▸ LISTING:

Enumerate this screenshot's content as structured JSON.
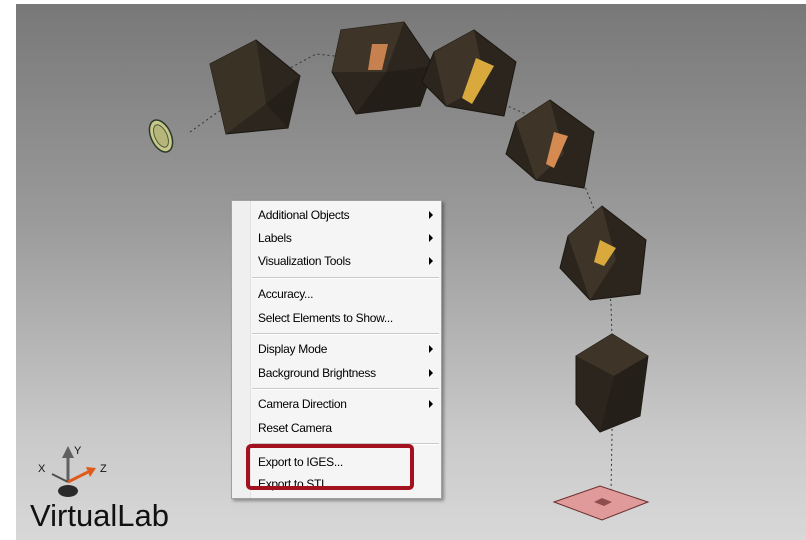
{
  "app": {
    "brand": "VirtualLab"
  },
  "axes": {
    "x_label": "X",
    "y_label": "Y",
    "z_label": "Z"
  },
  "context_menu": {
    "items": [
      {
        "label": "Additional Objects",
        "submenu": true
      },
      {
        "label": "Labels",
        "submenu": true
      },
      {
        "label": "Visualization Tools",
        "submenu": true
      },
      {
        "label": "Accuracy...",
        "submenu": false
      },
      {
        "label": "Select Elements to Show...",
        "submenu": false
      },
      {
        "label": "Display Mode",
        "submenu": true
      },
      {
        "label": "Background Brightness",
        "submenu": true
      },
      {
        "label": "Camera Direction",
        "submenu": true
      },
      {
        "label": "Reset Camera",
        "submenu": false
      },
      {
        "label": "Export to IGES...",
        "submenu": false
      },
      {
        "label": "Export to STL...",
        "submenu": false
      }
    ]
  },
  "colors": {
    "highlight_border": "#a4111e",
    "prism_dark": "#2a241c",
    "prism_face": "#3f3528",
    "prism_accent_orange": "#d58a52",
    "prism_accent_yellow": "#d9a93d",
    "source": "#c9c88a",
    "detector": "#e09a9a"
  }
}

▸ DIRECTION: Could you repeat all of the material exactly? Pictures should not be copied.

▸ OUTPUT FOR THIS EXERCISE:
Enumerate this screenshot's content as structured JSON.
{
  "app": {
    "brand": "VirtualLab"
  },
  "axes": {
    "x_label": "X",
    "y_label": "Y",
    "z_label": "Z"
  },
  "context_menu": {
    "items": [
      {
        "label": "Additional Objects",
        "submenu": true
      },
      {
        "label": "Labels",
        "submenu": true
      },
      {
        "label": "Visualization Tools",
        "submenu": true
      },
      {
        "label": "Accuracy...",
        "submenu": false
      },
      {
        "label": "Select Elements to Show...",
        "submenu": false
      },
      {
        "label": "Display Mode",
        "submenu": true
      },
      {
        "label": "Background Brightness",
        "submenu": true
      },
      {
        "label": "Camera Direction",
        "submenu": true
      },
      {
        "label": "Reset Camera",
        "submenu": false
      },
      {
        "label": "Export to IGES...",
        "submenu": false
      },
      {
        "label": "Export to STL...",
        "submenu": false
      }
    ]
  },
  "colors": {
    "highlight_border": "#a4111e",
    "prism_dark": "#2a241c",
    "prism_face": "#3f3528",
    "prism_accent_orange": "#d58a52",
    "prism_accent_yellow": "#d9a93d",
    "source": "#c9c88a",
    "detector": "#e09a9a"
  }
}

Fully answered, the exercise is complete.